Records from a collection:
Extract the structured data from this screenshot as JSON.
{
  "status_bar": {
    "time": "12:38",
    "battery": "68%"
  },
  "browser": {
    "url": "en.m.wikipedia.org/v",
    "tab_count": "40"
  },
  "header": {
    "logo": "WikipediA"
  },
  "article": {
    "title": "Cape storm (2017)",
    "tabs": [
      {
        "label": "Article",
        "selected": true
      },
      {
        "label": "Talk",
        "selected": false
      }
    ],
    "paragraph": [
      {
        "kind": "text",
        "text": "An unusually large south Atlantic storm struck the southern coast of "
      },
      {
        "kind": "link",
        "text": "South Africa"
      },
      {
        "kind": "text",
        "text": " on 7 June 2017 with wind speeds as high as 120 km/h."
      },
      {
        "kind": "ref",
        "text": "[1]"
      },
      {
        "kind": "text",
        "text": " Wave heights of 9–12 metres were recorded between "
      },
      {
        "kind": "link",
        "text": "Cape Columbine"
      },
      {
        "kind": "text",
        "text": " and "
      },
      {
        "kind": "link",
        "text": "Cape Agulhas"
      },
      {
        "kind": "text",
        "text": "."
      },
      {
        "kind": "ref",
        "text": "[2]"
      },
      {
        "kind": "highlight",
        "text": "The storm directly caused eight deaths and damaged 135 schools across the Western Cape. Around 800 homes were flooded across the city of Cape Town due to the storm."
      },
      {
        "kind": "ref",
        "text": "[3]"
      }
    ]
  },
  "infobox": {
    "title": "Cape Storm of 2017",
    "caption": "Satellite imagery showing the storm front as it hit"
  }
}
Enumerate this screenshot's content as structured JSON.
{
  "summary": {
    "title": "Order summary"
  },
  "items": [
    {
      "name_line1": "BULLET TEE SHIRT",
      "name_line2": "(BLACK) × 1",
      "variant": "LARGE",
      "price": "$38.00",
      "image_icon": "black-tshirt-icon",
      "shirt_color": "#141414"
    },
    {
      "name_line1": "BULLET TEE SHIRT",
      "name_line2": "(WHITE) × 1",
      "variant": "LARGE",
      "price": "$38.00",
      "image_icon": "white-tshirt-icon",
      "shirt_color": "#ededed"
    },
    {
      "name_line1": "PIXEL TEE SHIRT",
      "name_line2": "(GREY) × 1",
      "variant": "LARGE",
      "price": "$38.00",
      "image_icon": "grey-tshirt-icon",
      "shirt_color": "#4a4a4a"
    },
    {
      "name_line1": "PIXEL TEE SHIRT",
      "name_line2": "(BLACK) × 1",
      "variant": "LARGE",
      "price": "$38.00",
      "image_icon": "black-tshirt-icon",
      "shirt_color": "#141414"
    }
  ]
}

Short task: Recite the full listing above exactly.

Answer to the problem:
Extract the structured data from this screenshot as JSON.
{
  "status_bar": {
    "time": "12:38",
    "battery": "68%"
  },
  "browser": {
    "url": "en.m.wikipedia.org/v",
    "tab_count": "40"
  },
  "header": {
    "logo": "WikipediA"
  },
  "article": {
    "title": "Cape storm (2017)",
    "tabs": [
      {
        "label": "Article",
        "selected": true
      },
      {
        "label": "Talk",
        "selected": false
      }
    ],
    "paragraph": [
      {
        "kind": "text",
        "text": "An unusually large south Atlantic storm struck the southern coast of "
      },
      {
        "kind": "link",
        "text": "South Africa"
      },
      {
        "kind": "text",
        "text": " on 7 June 2017 with wind speeds as high as 120 km/h."
      },
      {
        "kind": "ref",
        "text": "[1]"
      },
      {
        "kind": "text",
        "text": " Wave heights of 9–12 metres were recorded between "
      },
      {
        "kind": "link",
        "text": "Cape Columbine"
      },
      {
        "kind": "text",
        "text": " and "
      },
      {
        "kind": "link",
        "text": "Cape Agulhas"
      },
      {
        "kind": "text",
        "text": "."
      },
      {
        "kind": "ref",
        "text": "[2]"
      },
      {
        "kind": "highlight",
        "text": "The storm directly caused eight deaths and damaged 135 schools across the Western Cape. Around 800 homes were flooded across the city of Cape Town due to the storm."
      },
      {
        "kind": "ref",
        "text": "[3]"
      }
    ]
  },
  "infobox": {
    "title": "Cape Storm of 2017",
    "caption": "Satellite imagery showing the storm front as it hit"
  }
}
Enumerate this screenshot's content as structured JSON.
{
  "summary": {
    "title": "Order summary"
  },
  "items": [
    {
      "name_line1": "BULLET TEE SHIRT",
      "name_line2": "(BLACK) × 1",
      "variant": "LARGE",
      "price": "$38.00",
      "image_icon": "black-tshirt-icon",
      "shirt_color": "#141414"
    },
    {
      "name_line1": "BULLET TEE SHIRT",
      "name_line2": "(WHITE) × 1",
      "variant": "LARGE",
      "price": "$38.00",
      "image_icon": "white-tshirt-icon",
      "shirt_color": "#ededed"
    },
    {
      "name_line1": "PIXEL TEE SHIRT",
      "name_line2": "(GREY) × 1",
      "variant": "LARGE",
      "price": "$38.00",
      "image_icon": "grey-tshirt-icon",
      "shirt_color": "#4a4a4a"
    },
    {
      "name_line1": "PIXEL TEE SHIRT",
      "name_line2": "(BLACK) × 1",
      "variant": "LARGE",
      "price": "$38.00",
      "image_icon": "black-tshirt-icon",
      "shirt_color": "#141414"
    }
  ]
}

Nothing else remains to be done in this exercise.